» Short task: Quote the whole listing verbatim.
━━━━━ Dataset
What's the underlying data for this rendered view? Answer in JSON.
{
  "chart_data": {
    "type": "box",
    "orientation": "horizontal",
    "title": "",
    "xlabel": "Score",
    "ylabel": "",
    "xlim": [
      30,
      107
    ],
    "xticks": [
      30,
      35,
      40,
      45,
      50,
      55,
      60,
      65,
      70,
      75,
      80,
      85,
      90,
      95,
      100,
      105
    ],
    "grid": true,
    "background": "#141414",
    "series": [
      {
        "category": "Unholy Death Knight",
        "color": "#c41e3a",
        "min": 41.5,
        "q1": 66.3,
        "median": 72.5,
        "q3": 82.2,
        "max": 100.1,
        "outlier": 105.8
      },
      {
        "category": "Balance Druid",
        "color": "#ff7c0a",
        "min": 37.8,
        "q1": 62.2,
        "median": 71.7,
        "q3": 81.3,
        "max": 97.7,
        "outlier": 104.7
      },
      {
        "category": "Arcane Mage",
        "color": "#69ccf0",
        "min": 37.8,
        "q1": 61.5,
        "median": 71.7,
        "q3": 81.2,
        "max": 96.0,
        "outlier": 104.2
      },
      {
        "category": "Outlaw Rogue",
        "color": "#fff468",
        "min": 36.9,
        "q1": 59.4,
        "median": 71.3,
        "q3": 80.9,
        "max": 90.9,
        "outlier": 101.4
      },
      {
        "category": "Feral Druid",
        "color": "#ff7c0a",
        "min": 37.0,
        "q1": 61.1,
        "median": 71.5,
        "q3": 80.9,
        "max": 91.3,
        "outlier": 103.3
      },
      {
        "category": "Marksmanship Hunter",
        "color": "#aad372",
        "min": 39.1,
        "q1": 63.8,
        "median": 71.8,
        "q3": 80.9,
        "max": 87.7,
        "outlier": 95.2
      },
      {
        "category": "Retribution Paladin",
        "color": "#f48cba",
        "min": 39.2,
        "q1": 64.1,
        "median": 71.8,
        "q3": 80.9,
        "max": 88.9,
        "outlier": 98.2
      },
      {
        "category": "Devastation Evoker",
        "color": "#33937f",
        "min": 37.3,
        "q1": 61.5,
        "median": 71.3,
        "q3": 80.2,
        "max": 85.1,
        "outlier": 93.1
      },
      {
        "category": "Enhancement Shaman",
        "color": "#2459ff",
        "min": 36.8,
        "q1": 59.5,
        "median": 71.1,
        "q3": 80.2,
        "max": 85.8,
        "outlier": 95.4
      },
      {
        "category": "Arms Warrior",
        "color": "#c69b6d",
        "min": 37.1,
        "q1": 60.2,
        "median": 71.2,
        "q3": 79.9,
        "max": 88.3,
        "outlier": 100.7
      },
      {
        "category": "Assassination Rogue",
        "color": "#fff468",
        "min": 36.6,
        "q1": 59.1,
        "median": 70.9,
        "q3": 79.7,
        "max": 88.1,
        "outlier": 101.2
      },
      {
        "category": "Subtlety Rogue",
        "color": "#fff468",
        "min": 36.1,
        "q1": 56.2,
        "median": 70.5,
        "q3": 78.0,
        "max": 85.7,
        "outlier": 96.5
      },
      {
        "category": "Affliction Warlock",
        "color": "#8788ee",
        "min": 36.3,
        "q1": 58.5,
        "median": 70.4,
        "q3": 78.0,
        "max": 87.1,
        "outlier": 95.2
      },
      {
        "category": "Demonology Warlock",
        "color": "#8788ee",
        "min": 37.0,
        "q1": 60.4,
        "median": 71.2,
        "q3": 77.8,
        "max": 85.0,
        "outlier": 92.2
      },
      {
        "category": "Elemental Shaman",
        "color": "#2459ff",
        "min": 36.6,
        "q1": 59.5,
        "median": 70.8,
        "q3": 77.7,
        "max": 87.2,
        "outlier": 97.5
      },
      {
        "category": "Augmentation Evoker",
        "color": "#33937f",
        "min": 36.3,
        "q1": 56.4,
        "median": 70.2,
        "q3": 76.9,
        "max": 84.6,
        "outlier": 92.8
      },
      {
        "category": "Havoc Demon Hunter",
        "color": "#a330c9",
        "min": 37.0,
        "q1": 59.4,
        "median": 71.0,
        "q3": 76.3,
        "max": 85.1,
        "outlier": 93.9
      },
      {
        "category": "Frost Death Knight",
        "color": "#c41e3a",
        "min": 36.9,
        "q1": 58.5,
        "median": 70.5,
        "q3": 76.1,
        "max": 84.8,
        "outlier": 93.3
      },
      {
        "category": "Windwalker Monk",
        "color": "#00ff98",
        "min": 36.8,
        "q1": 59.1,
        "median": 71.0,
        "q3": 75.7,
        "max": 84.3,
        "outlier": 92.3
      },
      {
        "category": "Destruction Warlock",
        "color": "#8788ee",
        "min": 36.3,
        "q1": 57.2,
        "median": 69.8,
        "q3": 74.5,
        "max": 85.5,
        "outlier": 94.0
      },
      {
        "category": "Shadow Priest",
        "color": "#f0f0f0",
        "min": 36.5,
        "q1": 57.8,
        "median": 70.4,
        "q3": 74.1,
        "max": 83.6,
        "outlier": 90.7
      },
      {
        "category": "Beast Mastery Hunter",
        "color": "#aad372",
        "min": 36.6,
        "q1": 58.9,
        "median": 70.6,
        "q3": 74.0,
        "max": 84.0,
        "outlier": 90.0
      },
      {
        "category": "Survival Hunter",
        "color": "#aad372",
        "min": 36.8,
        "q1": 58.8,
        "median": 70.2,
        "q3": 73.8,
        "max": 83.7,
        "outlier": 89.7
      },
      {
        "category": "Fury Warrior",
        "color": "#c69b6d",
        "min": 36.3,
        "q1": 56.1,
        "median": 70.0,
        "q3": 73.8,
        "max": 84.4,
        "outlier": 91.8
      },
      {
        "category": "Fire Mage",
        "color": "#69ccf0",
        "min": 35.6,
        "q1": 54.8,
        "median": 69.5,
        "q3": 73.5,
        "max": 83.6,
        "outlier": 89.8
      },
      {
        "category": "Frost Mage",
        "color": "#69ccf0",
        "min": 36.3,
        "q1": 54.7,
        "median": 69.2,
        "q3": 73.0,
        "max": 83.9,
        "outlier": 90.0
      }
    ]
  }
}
━━━━━━━━━━
» Response:
What's the underlying data for this rendered view? Answer in JSON.
{
  "chart_data": {
    "type": "box",
    "orientation": "horizontal",
    "title": "",
    "xlabel": "Score",
    "ylabel": "",
    "xlim": [
      30,
      107
    ],
    "xticks": [
      30,
      35,
      40,
      45,
      50,
      55,
      60,
      65,
      70,
      75,
      80,
      85,
      90,
      95,
      100,
      105
    ],
    "grid": true,
    "background": "#141414",
    "series": [
      {
        "category": "Unholy Death Knight",
        "color": "#c41e3a",
        "min": 41.5,
        "q1": 66.3,
        "median": 72.5,
        "q3": 82.2,
        "max": 100.1,
        "outlier": 105.8
      },
      {
        "category": "Balance Druid",
        "color": "#ff7c0a",
        "min": 37.8,
        "q1": 62.2,
        "median": 71.7,
        "q3": 81.3,
        "max": 97.7,
        "outlier": 104.7
      },
      {
        "category": "Arcane Mage",
        "color": "#69ccf0",
        "min": 37.8,
        "q1": 61.5,
        "median": 71.7,
        "q3": 81.2,
        "max": 96.0,
        "outlier": 104.2
      },
      {
        "category": "Outlaw Rogue",
        "color": "#fff468",
        "min": 36.9,
        "q1": 59.4,
        "median": 71.3,
        "q3": 80.9,
        "max": 90.9,
        "outlier": 101.4
      },
      {
        "category": "Feral Druid",
        "color": "#ff7c0a",
        "min": 37.0,
        "q1": 61.1,
        "median": 71.5,
        "q3": 80.9,
        "max": 91.3,
        "outlier": 103.3
      },
      {
        "category": "Marksmanship Hunter",
        "color": "#aad372",
        "min": 39.1,
        "q1": 63.8,
        "median": 71.8,
        "q3": 80.9,
        "max": 87.7,
        "outlier": 95.2
      },
      {
        "category": "Retribution Paladin",
        "color": "#f48cba",
        "min": 39.2,
        "q1": 64.1,
        "median": 71.8,
        "q3": 80.9,
        "max": 88.9,
        "outlier": 98.2
      },
      {
        "category": "Devastation Evoker",
        "color": "#33937f",
        "min": 37.3,
        "q1": 61.5,
        "median": 71.3,
        "q3": 80.2,
        "max": 85.1,
        "outlier": 93.1
      },
      {
        "category": "Enhancement Shaman",
        "color": "#2459ff",
        "min": 36.8,
        "q1": 59.5,
        "median": 71.1,
        "q3": 80.2,
        "max": 85.8,
        "outlier": 95.4
      },
      {
        "category": "Arms Warrior",
        "color": "#c69b6d",
        "min": 37.1,
        "q1": 60.2,
        "median": 71.2,
        "q3": 79.9,
        "max": 88.3,
        "outlier": 100.7
      },
      {
        "category": "Assassination Rogue",
        "color": "#fff468",
        "min": 36.6,
        "q1": 59.1,
        "median": 70.9,
        "q3": 79.7,
        "max": 88.1,
        "outlier": 101.2
      },
      {
        "category": "Subtlety Rogue",
        "color": "#fff468",
        "min": 36.1,
        "q1": 56.2,
        "median": 70.5,
        "q3": 78.0,
        "max": 85.7,
        "outlier": 96.5
      },
      {
        "category": "Affliction Warlock",
        "color": "#8788ee",
        "min": 36.3,
        "q1": 58.5,
        "median": 70.4,
        "q3": 78.0,
        "max": 87.1,
        "outlier": 95.2
      },
      {
        "category": "Demonology Warlock",
        "color": "#8788ee",
        "min": 37.0,
        "q1": 60.4,
        "median": 71.2,
        "q3": 77.8,
        "max": 85.0,
        "outlier": 92.2
      },
      {
        "category": "Elemental Shaman",
        "color": "#2459ff",
        "min": 36.6,
        "q1": 59.5,
        "median": 70.8,
        "q3": 77.7,
        "max": 87.2,
        "outlier": 97.5
      },
      {
        "category": "Augmentation Evoker",
        "color": "#33937f",
        "min": 36.3,
        "q1": 56.4,
        "median": 70.2,
        "q3": 76.9,
        "max": 84.6,
        "outlier": 92.8
      },
      {
        "category": "Havoc Demon Hunter",
        "color": "#a330c9",
        "min": 37.0,
        "q1": 59.4,
        "median": 71.0,
        "q3": 76.3,
        "max": 85.1,
        "outlier": 93.9
      },
      {
        "category": "Frost Death Knight",
        "color": "#c41e3a",
        "min": 36.9,
        "q1": 58.5,
        "median": 70.5,
        "q3": 76.1,
        "max": 84.8,
        "outlier": 93.3
      },
      {
        "category": "Windwalker Monk",
        "color": "#00ff98",
        "min": 36.8,
        "q1": 59.1,
        "median": 71.0,
        "q3": 75.7,
        "max": 84.3,
        "outlier": 92.3
      },
      {
        "category": "Destruction Warlock",
        "color": "#8788ee",
        "min": 36.3,
        "q1": 57.2,
        "median": 69.8,
        "q3": 74.5,
        "max": 85.5,
        "outlier": 94.0
      },
      {
        "category": "Shadow Priest",
        "color": "#f0f0f0",
        "min": 36.5,
        "q1": 57.8,
        "median": 70.4,
        "q3": 74.1,
        "max": 83.6,
        "outlier": 90.7
      },
      {
        "category": "Beast Mastery Hunter",
        "color": "#aad372",
        "min": 36.6,
        "q1": 58.9,
        "median": 70.6,
        "q3": 74.0,
        "max": 84.0,
        "outlier": 90.0
      },
      {
        "category": "Survival Hunter",
        "color": "#aad372",
        "min": 36.8,
        "q1": 58.8,
        "median": 70.2,
        "q3": 73.8,
        "max": 83.7,
        "outlier": 89.7
      },
      {
        "category": "Fury Warrior",
        "color": "#c69b6d",
        "min": 36.3,
        "q1": 56.1,
        "median": 70.0,
        "q3": 73.8,
        "max": 84.4,
        "outlier": 91.8
      },
      {
        "category": "Fire Mage",
        "color": "#69ccf0",
        "min": 35.6,
        "q1": 54.8,
        "median": 69.5,
        "q3": 73.5,
        "max": 83.6,
        "outlier": 89.8
      },
      {
        "category": "Frost Mage",
        "color": "#69ccf0",
        "min": 36.3,
        "q1": 54.7,
        "median": 69.2,
        "q3": 73.0,
        "max": 83.9,
        "outlier": 90.0
      }
    ]
  }
}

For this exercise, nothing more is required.